— begin Material supplied —

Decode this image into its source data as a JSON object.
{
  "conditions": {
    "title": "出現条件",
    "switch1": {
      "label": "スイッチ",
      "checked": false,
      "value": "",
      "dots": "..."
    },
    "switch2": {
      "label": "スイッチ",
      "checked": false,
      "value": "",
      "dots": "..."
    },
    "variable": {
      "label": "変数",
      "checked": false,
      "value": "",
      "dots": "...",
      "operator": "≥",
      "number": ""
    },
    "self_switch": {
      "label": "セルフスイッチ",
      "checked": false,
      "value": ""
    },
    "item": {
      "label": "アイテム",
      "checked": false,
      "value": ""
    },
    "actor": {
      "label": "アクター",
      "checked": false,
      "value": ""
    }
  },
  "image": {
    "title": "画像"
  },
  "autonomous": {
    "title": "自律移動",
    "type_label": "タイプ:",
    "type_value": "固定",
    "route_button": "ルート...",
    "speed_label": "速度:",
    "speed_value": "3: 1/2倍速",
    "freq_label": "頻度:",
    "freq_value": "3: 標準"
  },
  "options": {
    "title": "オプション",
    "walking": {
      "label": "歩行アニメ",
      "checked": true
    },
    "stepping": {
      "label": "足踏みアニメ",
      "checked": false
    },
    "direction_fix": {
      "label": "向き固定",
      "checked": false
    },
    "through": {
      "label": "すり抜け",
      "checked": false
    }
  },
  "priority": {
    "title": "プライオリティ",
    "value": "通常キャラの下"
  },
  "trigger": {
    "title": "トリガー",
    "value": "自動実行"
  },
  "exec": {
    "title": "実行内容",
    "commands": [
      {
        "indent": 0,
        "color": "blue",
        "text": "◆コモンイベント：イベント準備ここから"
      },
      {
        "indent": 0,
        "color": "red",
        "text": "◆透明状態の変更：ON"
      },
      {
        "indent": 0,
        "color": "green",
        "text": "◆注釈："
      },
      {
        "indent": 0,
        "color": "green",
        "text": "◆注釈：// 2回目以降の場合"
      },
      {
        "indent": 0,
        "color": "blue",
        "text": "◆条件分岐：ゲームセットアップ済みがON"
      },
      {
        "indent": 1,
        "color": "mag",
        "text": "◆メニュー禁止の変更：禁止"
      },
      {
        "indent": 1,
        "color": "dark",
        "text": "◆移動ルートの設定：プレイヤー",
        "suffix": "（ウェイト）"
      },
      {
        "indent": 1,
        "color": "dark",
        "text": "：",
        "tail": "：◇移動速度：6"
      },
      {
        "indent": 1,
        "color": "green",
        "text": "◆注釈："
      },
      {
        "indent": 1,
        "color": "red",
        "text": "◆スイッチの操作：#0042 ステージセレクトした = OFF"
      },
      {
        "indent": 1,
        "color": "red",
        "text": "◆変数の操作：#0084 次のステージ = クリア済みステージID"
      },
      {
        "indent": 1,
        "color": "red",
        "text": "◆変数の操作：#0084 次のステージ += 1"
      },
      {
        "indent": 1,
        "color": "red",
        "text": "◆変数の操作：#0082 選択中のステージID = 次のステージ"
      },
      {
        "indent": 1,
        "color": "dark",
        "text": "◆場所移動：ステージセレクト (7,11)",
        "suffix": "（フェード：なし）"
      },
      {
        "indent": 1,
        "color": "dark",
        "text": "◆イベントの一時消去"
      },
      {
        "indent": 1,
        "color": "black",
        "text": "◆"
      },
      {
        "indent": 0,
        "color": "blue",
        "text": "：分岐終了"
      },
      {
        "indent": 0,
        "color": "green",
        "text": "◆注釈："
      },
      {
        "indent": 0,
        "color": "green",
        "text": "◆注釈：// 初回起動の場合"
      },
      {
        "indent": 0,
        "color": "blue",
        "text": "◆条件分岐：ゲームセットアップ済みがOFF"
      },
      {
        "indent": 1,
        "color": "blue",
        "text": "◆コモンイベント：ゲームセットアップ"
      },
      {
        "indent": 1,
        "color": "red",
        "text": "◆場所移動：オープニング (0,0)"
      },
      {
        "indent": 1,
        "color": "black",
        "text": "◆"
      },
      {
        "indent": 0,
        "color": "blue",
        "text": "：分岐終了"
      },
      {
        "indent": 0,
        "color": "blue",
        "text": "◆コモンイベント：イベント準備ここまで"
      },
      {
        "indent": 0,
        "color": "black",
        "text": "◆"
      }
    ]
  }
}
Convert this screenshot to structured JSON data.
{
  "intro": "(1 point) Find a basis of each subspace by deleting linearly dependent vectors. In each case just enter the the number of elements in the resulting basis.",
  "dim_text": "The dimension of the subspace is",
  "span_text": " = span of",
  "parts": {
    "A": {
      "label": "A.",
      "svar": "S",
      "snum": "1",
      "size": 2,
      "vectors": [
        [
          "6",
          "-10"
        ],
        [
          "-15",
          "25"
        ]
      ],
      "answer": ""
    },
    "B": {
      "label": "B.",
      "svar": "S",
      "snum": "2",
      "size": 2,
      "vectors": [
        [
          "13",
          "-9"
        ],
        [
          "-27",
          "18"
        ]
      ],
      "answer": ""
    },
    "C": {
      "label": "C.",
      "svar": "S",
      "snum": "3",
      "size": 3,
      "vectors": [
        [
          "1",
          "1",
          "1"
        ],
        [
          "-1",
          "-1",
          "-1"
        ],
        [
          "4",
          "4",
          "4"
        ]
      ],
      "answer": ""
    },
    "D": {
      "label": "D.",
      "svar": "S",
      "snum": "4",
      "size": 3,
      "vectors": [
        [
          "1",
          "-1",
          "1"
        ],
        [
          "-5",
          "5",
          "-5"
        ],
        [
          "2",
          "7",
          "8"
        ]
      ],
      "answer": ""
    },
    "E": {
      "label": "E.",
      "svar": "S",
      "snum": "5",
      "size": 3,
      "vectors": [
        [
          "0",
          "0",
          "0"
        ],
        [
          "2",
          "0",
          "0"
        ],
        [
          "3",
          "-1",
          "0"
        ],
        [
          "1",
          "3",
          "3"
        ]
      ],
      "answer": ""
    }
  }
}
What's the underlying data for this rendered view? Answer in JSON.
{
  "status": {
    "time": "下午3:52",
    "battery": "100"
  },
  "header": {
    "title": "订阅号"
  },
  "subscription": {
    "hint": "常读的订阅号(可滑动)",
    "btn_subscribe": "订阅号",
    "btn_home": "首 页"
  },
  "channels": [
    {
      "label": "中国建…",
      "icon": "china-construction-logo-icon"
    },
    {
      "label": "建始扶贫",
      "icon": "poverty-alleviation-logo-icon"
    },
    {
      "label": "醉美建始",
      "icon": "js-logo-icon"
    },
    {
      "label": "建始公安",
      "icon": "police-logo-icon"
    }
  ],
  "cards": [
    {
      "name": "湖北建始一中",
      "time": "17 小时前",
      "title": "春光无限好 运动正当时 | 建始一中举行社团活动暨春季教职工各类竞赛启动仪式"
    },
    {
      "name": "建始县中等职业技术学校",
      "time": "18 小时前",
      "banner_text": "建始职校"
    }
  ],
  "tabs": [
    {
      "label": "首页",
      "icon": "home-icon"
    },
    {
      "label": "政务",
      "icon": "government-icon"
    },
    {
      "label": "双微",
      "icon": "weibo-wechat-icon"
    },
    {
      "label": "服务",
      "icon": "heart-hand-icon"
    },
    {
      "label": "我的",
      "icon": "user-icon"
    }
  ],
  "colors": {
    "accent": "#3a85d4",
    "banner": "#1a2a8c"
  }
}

— end Material supplied —

What you have to do =
Reproduce the entries above in full, verbatim.

Answer to the exercise =
Decode this image into its source data as a JSON object.
{
  "conditions": {
    "title": "出現条件",
    "switch1": {
      "label": "スイッチ",
      "checked": false,
      "value": "",
      "dots": "..."
    },
    "switch2": {
      "label": "スイッチ",
      "checked": false,
      "value": "",
      "dots": "..."
    },
    "variable": {
      "label": "変数",
      "checked": false,
      "value": "",
      "dots": "...",
      "operator": "≥",
      "number": ""
    },
    "self_switch": {
      "label": "セルフスイッチ",
      "checked": false,
      "value": ""
    },
    "item": {
      "label": "アイテム",
      "checked": false,
      "value": ""
    },
    "actor": {
      "label": "アクター",
      "checked": false,
      "value": ""
    }
  },
  "image": {
    "title": "画像"
  },
  "autonomous": {
    "title": "自律移動",
    "type_label": "タイプ:",
    "type_value": "固定",
    "route_button": "ルート...",
    "speed_label": "速度:",
    "speed_value": "3: 1/2倍速",
    "freq_label": "頻度:",
    "freq_value": "3: 標準"
  },
  "options": {
    "title": "オプション",
    "walking": {
      "label": "歩行アニメ",
      "checked": true
    },
    "stepping": {
      "label": "足踏みアニメ",
      "checked": false
    },
    "direction_fix": {
      "label": "向き固定",
      "checked": false
    },
    "through": {
      "label": "すり抜け",
      "checked": false
    }
  },
  "priority": {
    "title": "プライオリティ",
    "value": "通常キャラの下"
  },
  "trigger": {
    "title": "トリガー",
    "value": "自動実行"
  },
  "exec": {
    "title": "実行内容",
    "commands": [
      {
        "indent": 0,
        "color": "blue",
        "text": "◆コモンイベント：イベント準備ここから"
      },
      {
        "indent": 0,
        "color": "red",
        "text": "◆透明状態の変更：ON"
      },
      {
        "indent": 0,
        "color": "green",
        "text": "◆注釈："
      },
      {
        "indent": 0,
        "color": "green",
        "text": "◆注釈：// 2回目以降の場合"
      },
      {
        "indent": 0,
        "color": "blue",
        "text": "◆条件分岐：ゲームセットアップ済みがON"
      },
      {
        "indent": 1,
        "color": "mag",
        "text": "◆メニュー禁止の変更：禁止"
      },
      {
        "indent": 1,
        "color": "dark",
        "text": "◆移動ルートの設定：プレイヤー",
        "suffix": "（ウェイト）"
      },
      {
        "indent": 1,
        "color": "dark",
        "text": "：",
        "tail": "：◇移動速度：6"
      },
      {
        "indent": 1,
        "color": "green",
        "text": "◆注釈："
      },
      {
        "indent": 1,
        "color": "red",
        "text": "◆スイッチの操作：#0042 ステージセレクトした = OFF"
      },
      {
        "indent": 1,
        "color": "red",
        "text": "◆変数の操作：#0084 次のステージ = クリア済みステージID"
      },
      {
        "indent": 1,
        "color": "red",
        "text": "◆変数の操作：#0084 次のステージ += 1"
      },
      {
        "indent": 1,
        "color": "red",
        "text": "◆変数の操作：#0082 選択中のステージID = 次のステージ"
      },
      {
        "indent": 1,
        "color": "dark",
        "text": "◆場所移動：ステージセレクト (7,11)",
        "suffix": "（フェード：なし）"
      },
      {
        "indent": 1,
        "color": "dark",
        "text": "◆イベントの一時消去"
      },
      {
        "indent": 1,
        "color": "black",
        "text": "◆"
      },
      {
        "indent": 0,
        "color": "blue",
        "text": "：分岐終了"
      },
      {
        "indent": 0,
        "color": "green",
        "text": "◆注釈："
      },
      {
        "indent": 0,
        "color": "green",
        "text": "◆注釈：// 初回起動の場合"
      },
      {
        "indent": 0,
        "color": "blue",
        "text": "◆条件分岐：ゲームセットアップ済みがOFF"
      },
      {
        "indent": 1,
        "color": "blue",
        "text": "◆コモンイベント：ゲームセットアップ"
      },
      {
        "indent": 1,
        "color": "red",
        "text": "◆場所移動：オープニング (0,0)"
      },
      {
        "indent": 1,
        "color": "black",
        "text": "◆"
      },
      {
        "indent": 0,
        "color": "blue",
        "text": "：分岐終了"
      },
      {
        "indent": 0,
        "color": "blue",
        "text": "◆コモンイベント：イベント準備ここまで"
      },
      {
        "indent": 0,
        "color": "black",
        "text": "◆"
      }
    ]
  }
}
Convert this screenshot to structured JSON data.
{
  "intro": "(1 point) Find a basis of each subspace by deleting linearly dependent vectors. In each case just enter the the number of elements in the resulting basis.",
  "dim_text": "The dimension of the subspace is",
  "span_text": " = span of",
  "parts": {
    "A": {
      "label": "A.",
      "svar": "S",
      "snum": "1",
      "size": 2,
      "vectors": [
        [
          "6",
          "-10"
        ],
        [
          "-15",
          "25"
        ]
      ],
      "answer": ""
    },
    "B": {
      "label": "B.",
      "svar": "S",
      "snum": "2",
      "size": 2,
      "vectors": [
        [
          "13",
          "-9"
        ],
        [
          "-27",
          "18"
        ]
      ],
      "answer": ""
    },
    "C": {
      "label": "C.",
      "svar": "S",
      "snum": "3",
      "size": 3,
      "vectors": [
        [
          "1",
          "1",
          "1"
        ],
        [
          "-1",
          "-1",
          "-1"
        ],
        [
          "4",
          "4",
          "4"
        ]
      ],
      "answer": ""
    },
    "D": {
      "label": "D.",
      "svar": "S",
      "snum": "4",
      "size": 3,
      "vectors": [
        [
          "1",
          "-1",
          "1"
        ],
        [
          "-5",
          "5",
          "-5"
        ],
        [
          "2",
          "7",
          "8"
        ]
      ],
      "answer": ""
    },
    "E": {
      "label": "E.",
      "svar": "S",
      "snum": "5",
      "size": 3,
      "vectors": [
        [
          "0",
          "0",
          "0"
        ],
        [
          "2",
          "0",
          "0"
        ],
        [
          "3",
          "-1",
          "0"
        ],
        [
          "1",
          "3",
          "3"
        ]
      ],
      "answer": ""
    }
  }
}
What's the underlying data for this rendered view? Answer in JSON.
{
  "status": {
    "time": "下午3:52",
    "battery": "100"
  },
  "header": {
    "title": "订阅号"
  },
  "subscription": {
    "hint": "常读的订阅号(可滑动)",
    "btn_subscribe": "订阅号",
    "btn_home": "首 页"
  },
  "channels": [
    {
      "label": "中国建…",
      "icon": "china-construction-logo-icon"
    },
    {
      "label": "建始扶贫",
      "icon": "poverty-alleviation-logo-icon"
    },
    {
      "label": "醉美建始",
      "icon": "js-logo-icon"
    },
    {
      "label": "建始公安",
      "icon": "police-logo-icon"
    }
  ],
  "cards": [
    {
      "name": "湖北建始一中",
      "time": "17 小时前",
      "title": "春光无限好 运动正当时 | 建始一中举行社团活动暨春季教职工各类竞赛启动仪式"
    },
    {
      "name": "建始县中等职业技术学校",
      "time": "18 小时前",
      "banner_text": "建始职校"
    }
  ],
  "tabs": [
    {
      "label": "首页",
      "icon": "home-icon"
    },
    {
      "label": "政务",
      "icon": "government-icon"
    },
    {
      "label": "双微",
      "icon": "weibo-wechat-icon"
    },
    {
      "label": "服务",
      "icon": "heart-hand-icon"
    },
    {
      "label": "我的",
      "icon": "user-icon"
    }
  ],
  "colors": {
    "accent": "#3a85d4",
    "banner": "#1a2a8c"
  }
}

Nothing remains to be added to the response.